Structured figure records
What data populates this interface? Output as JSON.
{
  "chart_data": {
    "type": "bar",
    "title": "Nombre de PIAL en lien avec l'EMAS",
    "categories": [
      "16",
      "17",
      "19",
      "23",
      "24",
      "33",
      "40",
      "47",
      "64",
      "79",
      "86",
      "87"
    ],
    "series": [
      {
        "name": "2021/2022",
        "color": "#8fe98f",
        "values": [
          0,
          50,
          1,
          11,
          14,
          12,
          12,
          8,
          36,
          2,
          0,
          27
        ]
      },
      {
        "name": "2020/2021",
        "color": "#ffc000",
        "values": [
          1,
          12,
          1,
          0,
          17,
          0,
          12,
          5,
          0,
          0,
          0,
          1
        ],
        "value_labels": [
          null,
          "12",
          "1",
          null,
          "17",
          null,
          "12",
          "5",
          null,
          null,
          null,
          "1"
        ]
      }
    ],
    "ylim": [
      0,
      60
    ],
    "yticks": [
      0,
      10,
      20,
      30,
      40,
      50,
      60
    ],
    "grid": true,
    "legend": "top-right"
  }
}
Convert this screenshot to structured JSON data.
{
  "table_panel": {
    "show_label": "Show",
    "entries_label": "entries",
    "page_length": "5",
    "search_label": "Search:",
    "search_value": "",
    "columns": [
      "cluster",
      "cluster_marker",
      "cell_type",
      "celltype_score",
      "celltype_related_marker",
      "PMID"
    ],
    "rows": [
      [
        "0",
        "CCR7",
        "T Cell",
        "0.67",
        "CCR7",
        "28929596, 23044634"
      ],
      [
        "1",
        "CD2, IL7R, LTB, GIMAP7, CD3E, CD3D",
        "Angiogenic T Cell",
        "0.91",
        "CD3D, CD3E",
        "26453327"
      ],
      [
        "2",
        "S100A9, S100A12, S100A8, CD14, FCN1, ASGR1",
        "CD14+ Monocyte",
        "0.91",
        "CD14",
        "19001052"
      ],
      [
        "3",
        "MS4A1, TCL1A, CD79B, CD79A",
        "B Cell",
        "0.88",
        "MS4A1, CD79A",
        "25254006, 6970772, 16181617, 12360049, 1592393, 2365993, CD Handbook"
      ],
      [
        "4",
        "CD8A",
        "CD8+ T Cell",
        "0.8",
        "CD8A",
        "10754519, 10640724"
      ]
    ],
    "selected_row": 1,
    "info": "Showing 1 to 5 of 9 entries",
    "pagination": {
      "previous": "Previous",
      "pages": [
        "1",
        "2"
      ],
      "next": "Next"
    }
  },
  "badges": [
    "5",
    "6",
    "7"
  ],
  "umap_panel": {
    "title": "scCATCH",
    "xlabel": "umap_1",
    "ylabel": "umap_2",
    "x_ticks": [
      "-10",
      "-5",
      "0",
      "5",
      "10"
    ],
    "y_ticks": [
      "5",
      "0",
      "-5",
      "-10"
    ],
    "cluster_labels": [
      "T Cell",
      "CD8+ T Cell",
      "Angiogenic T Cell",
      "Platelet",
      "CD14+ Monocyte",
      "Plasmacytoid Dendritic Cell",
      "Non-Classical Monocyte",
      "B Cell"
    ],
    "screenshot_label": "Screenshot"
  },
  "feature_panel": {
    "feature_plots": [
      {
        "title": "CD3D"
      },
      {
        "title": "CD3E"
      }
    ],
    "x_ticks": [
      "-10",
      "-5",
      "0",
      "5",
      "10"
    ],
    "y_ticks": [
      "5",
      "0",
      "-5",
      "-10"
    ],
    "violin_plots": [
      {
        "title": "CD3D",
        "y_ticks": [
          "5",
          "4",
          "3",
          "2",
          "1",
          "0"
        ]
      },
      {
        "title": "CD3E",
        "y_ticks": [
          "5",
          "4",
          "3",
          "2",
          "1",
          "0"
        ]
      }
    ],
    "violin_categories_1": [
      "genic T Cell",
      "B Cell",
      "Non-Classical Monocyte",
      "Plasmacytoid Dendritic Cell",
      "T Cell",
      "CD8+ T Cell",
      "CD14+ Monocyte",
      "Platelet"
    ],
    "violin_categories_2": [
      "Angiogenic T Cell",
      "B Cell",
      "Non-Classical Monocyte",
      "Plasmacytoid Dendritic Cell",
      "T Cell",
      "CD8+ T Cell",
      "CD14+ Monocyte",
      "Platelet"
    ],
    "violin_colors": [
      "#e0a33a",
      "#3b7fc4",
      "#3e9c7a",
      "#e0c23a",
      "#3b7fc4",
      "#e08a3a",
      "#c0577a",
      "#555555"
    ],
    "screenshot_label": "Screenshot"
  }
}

CHALLENGE: Return the whole listing exactly.

SOLUTION FOR THIS TASK:
What data populates this interface? Output as JSON.
{
  "chart_data": {
    "type": "bar",
    "title": "Nombre de PIAL en lien avec l'EMAS",
    "categories": [
      "16",
      "17",
      "19",
      "23",
      "24",
      "33",
      "40",
      "47",
      "64",
      "79",
      "86",
      "87"
    ],
    "series": [
      {
        "name": "2021/2022",
        "color": "#8fe98f",
        "values": [
          0,
          50,
          1,
          11,
          14,
          12,
          12,
          8,
          36,
          2,
          0,
          27
        ]
      },
      {
        "name": "2020/2021",
        "color": "#ffc000",
        "values": [
          1,
          12,
          1,
          0,
          17,
          0,
          12,
          5,
          0,
          0,
          0,
          1
        ],
        "value_labels": [
          null,
          "12",
          "1",
          null,
          "17",
          null,
          "12",
          "5",
          null,
          null,
          null,
          "1"
        ]
      }
    ],
    "ylim": [
      0,
      60
    ],
    "yticks": [
      0,
      10,
      20,
      30,
      40,
      50,
      60
    ],
    "grid": true,
    "legend": "top-right"
  }
}
Convert this screenshot to structured JSON data.
{
  "table_panel": {
    "show_label": "Show",
    "entries_label": "entries",
    "page_length": "5",
    "search_label": "Search:",
    "search_value": "",
    "columns": [
      "cluster",
      "cluster_marker",
      "cell_type",
      "celltype_score",
      "celltype_related_marker",
      "PMID"
    ],
    "rows": [
      [
        "0",
        "CCR7",
        "T Cell",
        "0.67",
        "CCR7",
        "28929596, 23044634"
      ],
      [
        "1",
        "CD2, IL7R, LTB, GIMAP7, CD3E, CD3D",
        "Angiogenic T Cell",
        "0.91",
        "CD3D, CD3E",
        "26453327"
      ],
      [
        "2",
        "S100A9, S100A12, S100A8, CD14, FCN1, ASGR1",
        "CD14+ Monocyte",
        "0.91",
        "CD14",
        "19001052"
      ],
      [
        "3",
        "MS4A1, TCL1A, CD79B, CD79A",
        "B Cell",
        "0.88",
        "MS4A1, CD79A",
        "25254006, 6970772, 16181617, 12360049, 1592393, 2365993, CD Handbook"
      ],
      [
        "4",
        "CD8A",
        "CD8+ T Cell",
        "0.8",
        "CD8A",
        "10754519, 10640724"
      ]
    ],
    "selected_row": 1,
    "info": "Showing 1 to 5 of 9 entries",
    "pagination": {
      "previous": "Previous",
      "pages": [
        "1",
        "2"
      ],
      "next": "Next"
    }
  },
  "badges": [
    "5",
    "6",
    "7"
  ],
  "umap_panel": {
    "title": "scCATCH",
    "xlabel": "umap_1",
    "ylabel": "umap_2",
    "x_ticks": [
      "-10",
      "-5",
      "0",
      "5",
      "10"
    ],
    "y_ticks": [
      "5",
      "0",
      "-5",
      "-10"
    ],
    "cluster_labels": [
      "T Cell",
      "CD8+ T Cell",
      "Angiogenic T Cell",
      "Platelet",
      "CD14+ Monocyte",
      "Plasmacytoid Dendritic Cell",
      "Non-Classical Monocyte",
      "B Cell"
    ],
    "screenshot_label": "Screenshot"
  },
  "feature_panel": {
    "feature_plots": [
      {
        "title": "CD3D"
      },
      {
        "title": "CD3E"
      }
    ],
    "x_ticks": [
      "-10",
      "-5",
      "0",
      "5",
      "10"
    ],
    "y_ticks": [
      "5",
      "0",
      "-5",
      "-10"
    ],
    "violin_plots": [
      {
        "title": "CD3D",
        "y_ticks": [
          "5",
          "4",
          "3",
          "2",
          "1",
          "0"
        ]
      },
      {
        "title": "CD3E",
        "y_ticks": [
          "5",
          "4",
          "3",
          "2",
          "1",
          "0"
        ]
      }
    ],
    "violin_categories_1": [
      "genic T Cell",
      "B Cell",
      "Non-Classical Monocyte",
      "Plasmacytoid Dendritic Cell",
      "T Cell",
      "CD8+ T Cell",
      "CD14+ Monocyte",
      "Platelet"
    ],
    "violin_categories_2": [
      "Angiogenic T Cell",
      "B Cell",
      "Non-Classical Monocyte",
      "Plasmacytoid Dendritic Cell",
      "T Cell",
      "CD8+ T Cell",
      "CD14+ Monocyte",
      "Platelet"
    ],
    "violin_colors": [
      "#e0a33a",
      "#3b7fc4",
      "#3e9c7a",
      "#e0c23a",
      "#3b7fc4",
      "#e08a3a",
      "#c0577a",
      "#555555"
    ],
    "screenshot_label": "Screenshot"
  }
}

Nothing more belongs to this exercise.